■ **Data entries**:
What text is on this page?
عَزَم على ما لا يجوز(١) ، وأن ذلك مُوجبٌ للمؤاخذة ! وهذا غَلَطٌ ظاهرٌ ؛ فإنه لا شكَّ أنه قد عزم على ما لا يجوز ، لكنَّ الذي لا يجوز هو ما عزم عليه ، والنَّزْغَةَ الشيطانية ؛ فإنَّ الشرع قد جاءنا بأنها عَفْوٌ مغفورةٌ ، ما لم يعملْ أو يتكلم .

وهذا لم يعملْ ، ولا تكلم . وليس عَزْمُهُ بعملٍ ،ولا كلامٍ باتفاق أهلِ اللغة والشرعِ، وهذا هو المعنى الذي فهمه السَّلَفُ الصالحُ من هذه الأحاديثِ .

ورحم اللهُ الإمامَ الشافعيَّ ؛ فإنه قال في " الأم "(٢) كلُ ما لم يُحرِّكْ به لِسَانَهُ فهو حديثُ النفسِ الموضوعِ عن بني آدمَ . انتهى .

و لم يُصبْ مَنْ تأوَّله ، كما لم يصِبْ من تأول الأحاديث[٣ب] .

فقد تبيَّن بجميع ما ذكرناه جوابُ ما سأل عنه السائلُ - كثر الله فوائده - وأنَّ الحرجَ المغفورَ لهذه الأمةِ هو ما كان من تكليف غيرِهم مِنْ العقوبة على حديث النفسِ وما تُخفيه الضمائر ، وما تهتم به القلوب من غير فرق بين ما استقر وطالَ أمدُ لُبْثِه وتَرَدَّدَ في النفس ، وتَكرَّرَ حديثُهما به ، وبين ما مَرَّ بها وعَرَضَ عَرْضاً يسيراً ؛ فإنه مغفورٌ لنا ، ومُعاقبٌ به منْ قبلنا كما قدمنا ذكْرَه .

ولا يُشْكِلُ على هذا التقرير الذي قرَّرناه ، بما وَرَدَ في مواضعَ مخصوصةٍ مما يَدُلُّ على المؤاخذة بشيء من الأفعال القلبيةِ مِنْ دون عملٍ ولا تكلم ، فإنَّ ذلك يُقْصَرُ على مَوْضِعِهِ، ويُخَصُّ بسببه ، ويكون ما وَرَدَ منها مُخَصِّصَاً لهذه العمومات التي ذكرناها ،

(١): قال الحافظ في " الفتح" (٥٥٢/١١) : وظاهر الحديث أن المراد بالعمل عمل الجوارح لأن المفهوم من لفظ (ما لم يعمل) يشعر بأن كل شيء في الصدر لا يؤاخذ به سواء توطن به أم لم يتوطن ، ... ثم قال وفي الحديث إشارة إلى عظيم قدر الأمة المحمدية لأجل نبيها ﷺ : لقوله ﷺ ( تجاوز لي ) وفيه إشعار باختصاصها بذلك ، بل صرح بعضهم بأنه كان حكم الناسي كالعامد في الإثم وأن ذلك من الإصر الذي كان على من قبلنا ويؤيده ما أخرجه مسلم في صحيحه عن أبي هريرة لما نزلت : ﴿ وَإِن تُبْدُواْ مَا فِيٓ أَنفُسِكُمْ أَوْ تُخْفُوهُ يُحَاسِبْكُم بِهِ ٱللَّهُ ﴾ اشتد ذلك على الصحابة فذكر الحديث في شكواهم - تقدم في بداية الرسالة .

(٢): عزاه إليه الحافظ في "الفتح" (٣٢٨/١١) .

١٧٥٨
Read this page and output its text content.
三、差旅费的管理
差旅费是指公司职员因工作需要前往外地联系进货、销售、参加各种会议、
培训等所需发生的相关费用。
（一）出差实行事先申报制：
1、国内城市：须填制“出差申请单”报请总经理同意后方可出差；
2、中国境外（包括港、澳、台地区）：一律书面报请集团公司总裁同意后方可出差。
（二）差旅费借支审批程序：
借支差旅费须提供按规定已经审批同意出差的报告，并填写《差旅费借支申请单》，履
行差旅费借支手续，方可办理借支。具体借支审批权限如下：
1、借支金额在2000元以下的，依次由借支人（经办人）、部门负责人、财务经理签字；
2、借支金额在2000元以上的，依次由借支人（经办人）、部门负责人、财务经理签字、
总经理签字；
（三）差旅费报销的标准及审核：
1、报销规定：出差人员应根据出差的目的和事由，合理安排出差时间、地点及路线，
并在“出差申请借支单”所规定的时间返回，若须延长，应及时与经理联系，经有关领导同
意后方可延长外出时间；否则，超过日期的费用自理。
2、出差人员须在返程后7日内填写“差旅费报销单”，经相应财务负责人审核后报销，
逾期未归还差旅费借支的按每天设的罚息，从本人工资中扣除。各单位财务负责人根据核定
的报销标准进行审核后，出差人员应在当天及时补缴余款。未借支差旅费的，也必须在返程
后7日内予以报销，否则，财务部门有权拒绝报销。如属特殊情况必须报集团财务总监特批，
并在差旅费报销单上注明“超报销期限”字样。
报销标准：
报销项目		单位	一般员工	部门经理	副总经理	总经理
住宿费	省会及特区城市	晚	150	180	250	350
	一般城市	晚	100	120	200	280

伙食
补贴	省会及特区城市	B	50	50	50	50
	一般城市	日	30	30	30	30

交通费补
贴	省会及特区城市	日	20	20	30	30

■ **WHAT TO WORK ON**: Through the last line of the entries above, beginning at the line containing "Read this page and output its text content.", transcribe each line exactly, both ends included and nothing more.

■ **ANSWER**:
Read this page and output its text content.
三、差旅费的管理
差旅费是指公司职员因工作需要前往外地联系进货、销售、参加各种会议、
培训等所需发生的相关费用。
（一）出差实行事先申报制：
1、国内城市：须填制“出差申请单”报请总经理同意后方可出差；
2、中国境外（包括港、澳、台地区）：一律书面报请集团公司总裁同意后方可出差。
（二）差旅费借支审批程序：
借支差旅费须提供按规定已经审批同意出差的报告，并填写《差旅费借支申请单》，履
行差旅费借支手续，方可办理借支。具体借支审批权限如下：
1、借支金额在2000元以下的，依次由借支人（经办人）、部门负责人、财务经理签字；
2、借支金额在2000元以上的，依次由借支人（经办人）、部门负责人、财务经理签字、
总经理签字；
（三）差旅费报销的标准及审核：
1、报销规定：出差人员应根据出差的目的和事由，合理安排出差时间、地点及路线，
并在“出差申请借支单”所规定的时间返回，若须延长，应及时与经理联系，经有关领导同
意后方可延长外出时间；否则，超过日期的费用自理。
2、出差人员须在返程后7日内填写“差旅费报销单”，经相应财务负责人审核后报销，
逾期未归还差旅费借支的按每天设的罚息，从本人工资中扣除。各单位财务负责人根据核定
的报销标准进行审核后，出差人员应在当天及时补缴余款。未借支差旅费的，也必须在返程
后7日内予以报销，否则，财务部门有权拒绝报销。如属特殊情况必须报集团财务总监特批，
并在差旅费报销单上注明“超报销期限”字样。
报销标准：
报销项目		单位	一般员工	部门经理	副总经理	总经理
住宿费	省会及特区城市	晚	150	180	250	350
	一般城市	晚	100	120	200	280

伙食
补贴	省会及特区城市	B	50	50	50	50
	一般城市	日	30	30	30	30

交通费补
贴	省会及特区城市	日	20	20	30	30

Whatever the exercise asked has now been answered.